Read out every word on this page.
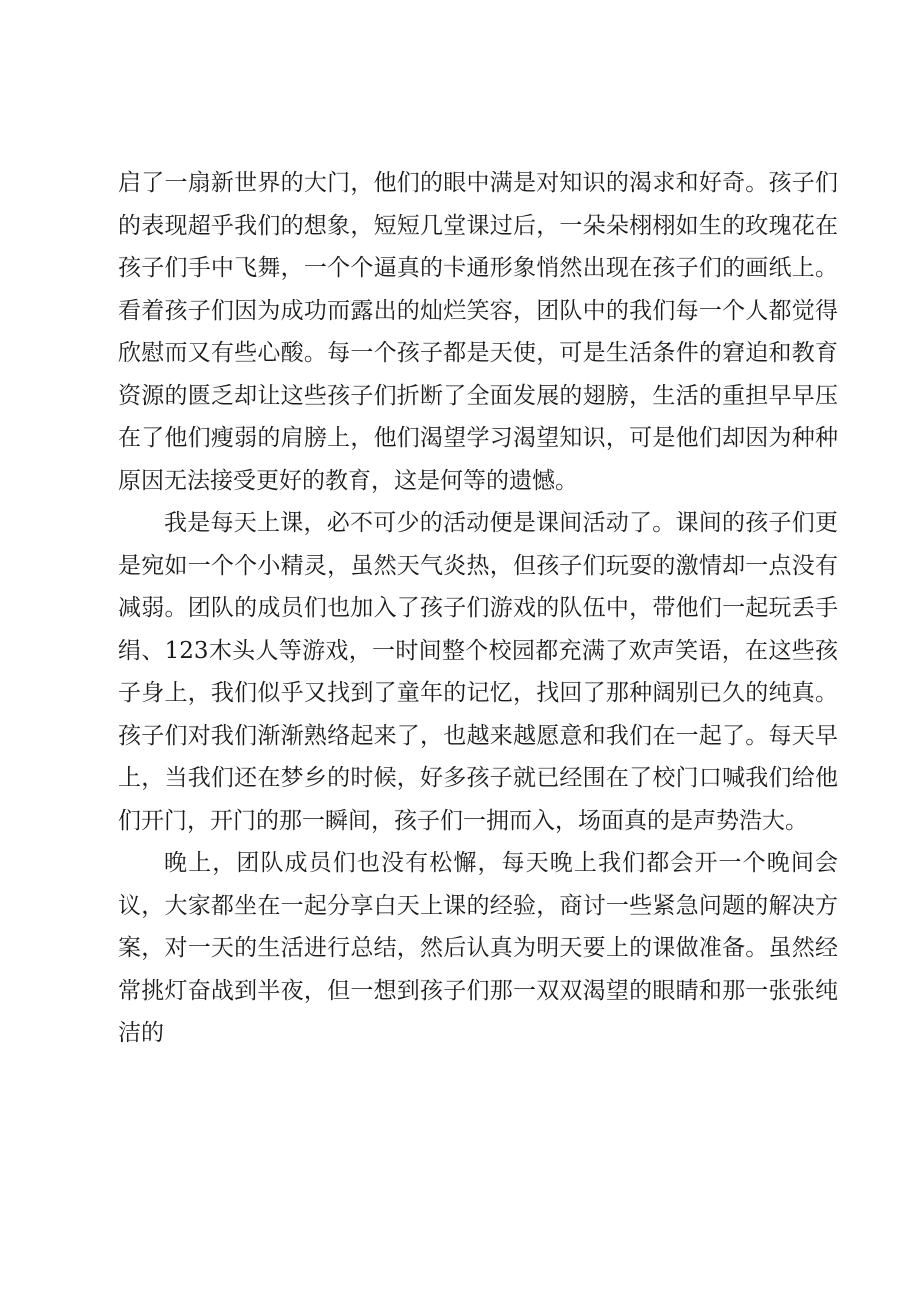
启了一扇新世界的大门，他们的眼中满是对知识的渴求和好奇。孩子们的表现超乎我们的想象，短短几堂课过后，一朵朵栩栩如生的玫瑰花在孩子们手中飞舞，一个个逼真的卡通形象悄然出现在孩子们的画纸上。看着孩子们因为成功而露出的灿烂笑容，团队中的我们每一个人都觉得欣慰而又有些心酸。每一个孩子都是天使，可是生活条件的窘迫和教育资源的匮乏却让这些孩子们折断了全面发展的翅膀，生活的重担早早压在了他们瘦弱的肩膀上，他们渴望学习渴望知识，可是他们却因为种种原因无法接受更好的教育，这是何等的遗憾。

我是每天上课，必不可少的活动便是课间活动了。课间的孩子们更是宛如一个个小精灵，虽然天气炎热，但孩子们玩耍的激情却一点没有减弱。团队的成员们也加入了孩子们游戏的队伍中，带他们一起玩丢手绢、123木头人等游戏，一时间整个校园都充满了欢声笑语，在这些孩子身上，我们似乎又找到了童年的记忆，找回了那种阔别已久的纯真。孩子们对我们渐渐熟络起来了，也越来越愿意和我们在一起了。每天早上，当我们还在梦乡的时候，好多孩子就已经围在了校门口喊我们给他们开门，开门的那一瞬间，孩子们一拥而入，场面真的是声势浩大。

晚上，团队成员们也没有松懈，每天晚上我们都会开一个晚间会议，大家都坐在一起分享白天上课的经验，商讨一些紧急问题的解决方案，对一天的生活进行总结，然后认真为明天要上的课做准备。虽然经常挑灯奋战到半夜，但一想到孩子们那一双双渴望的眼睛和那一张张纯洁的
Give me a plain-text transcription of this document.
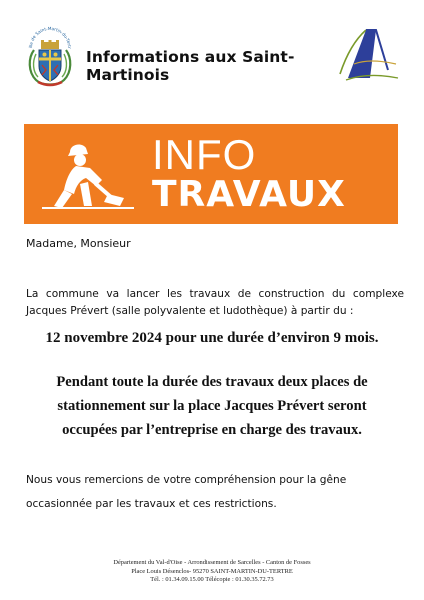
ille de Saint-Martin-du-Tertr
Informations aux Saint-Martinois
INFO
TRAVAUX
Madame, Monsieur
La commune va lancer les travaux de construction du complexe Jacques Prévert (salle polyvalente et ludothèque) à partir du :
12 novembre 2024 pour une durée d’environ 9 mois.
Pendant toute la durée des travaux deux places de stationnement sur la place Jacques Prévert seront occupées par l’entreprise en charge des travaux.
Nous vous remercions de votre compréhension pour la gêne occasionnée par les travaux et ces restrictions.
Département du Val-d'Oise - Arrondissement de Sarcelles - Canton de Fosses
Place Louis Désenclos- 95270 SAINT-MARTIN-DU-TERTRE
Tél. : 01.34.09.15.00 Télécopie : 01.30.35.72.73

-------------------------

What to produce: Retype the listing exactly. Pictures do not belong in the copy.

Result of this task:
Read out every word on this page.
启了一扇新世界的大门，他们的眼中满是对知识的渴求和好奇。孩子们的表现超乎我们的想象，短短几堂课过后，一朵朵栩栩如生的玫瑰花在孩子们手中飞舞，一个个逼真的卡通形象悄然出现在孩子们的画纸上。看着孩子们因为成功而露出的灿烂笑容，团队中的我们每一个人都觉得欣慰而又有些心酸。每一个孩子都是天使，可是生活条件的窘迫和教育资源的匮乏却让这些孩子们折断了全面发展的翅膀，生活的重担早早压在了他们瘦弱的肩膀上，他们渴望学习渴望知识，可是他们却因为种种原因无法接受更好的教育，这是何等的遗憾。

我是每天上课，必不可少的活动便是课间活动了。课间的孩子们更是宛如一个个小精灵，虽然天气炎热，但孩子们玩耍的激情却一点没有减弱。团队的成员们也加入了孩子们游戏的队伍中，带他们一起玩丢手绢、123木头人等游戏，一时间整个校园都充满了欢声笑语，在这些孩子身上，我们似乎又找到了童年的记忆，找回了那种阔别已久的纯真。孩子们对我们渐渐熟络起来了，也越来越愿意和我们在一起了。每天早上，当我们还在梦乡的时候，好多孩子就已经围在了校门口喊我们给他们开门，开门的那一瞬间，孩子们一拥而入，场面真的是声势浩大。

晚上，团队成员们也没有松懈，每天晚上我们都会开一个晚间会议，大家都坐在一起分享白天上课的经验，商讨一些紧急问题的解决方案，对一天的生活进行总结，然后认真为明天要上的课做准备。虽然经常挑灯奋战到半夜，但一想到孩子们那一双双渴望的眼睛和那一张张纯洁的
Give me a plain-text transcription of this document.
ille de Saint-Martin-du-Tertr
Informations aux Saint-Martinois
INFO
TRAVAUX
Madame, Monsieur
La commune va lancer les travaux de construction du complexe Jacques Prévert (salle polyvalente et ludothèque) à partir du :
12 novembre 2024 pour une durée d’environ 9 mois.
Pendant toute la durée des travaux deux places de stationnement sur la place Jacques Prévert seront occupées par l’entreprise en charge des travaux.
Nous vous remercions de votre compréhension pour la gêne occasionnée par les travaux et ces restrictions.
Département du Val-d'Oise - Arrondissement de Sarcelles - Canton de Fosses
Place Louis Désenclos- 95270 SAINT-MARTIN-DU-TERTRE
Tél. : 01.34.09.15.00 Télécopie : 01.30.35.72.73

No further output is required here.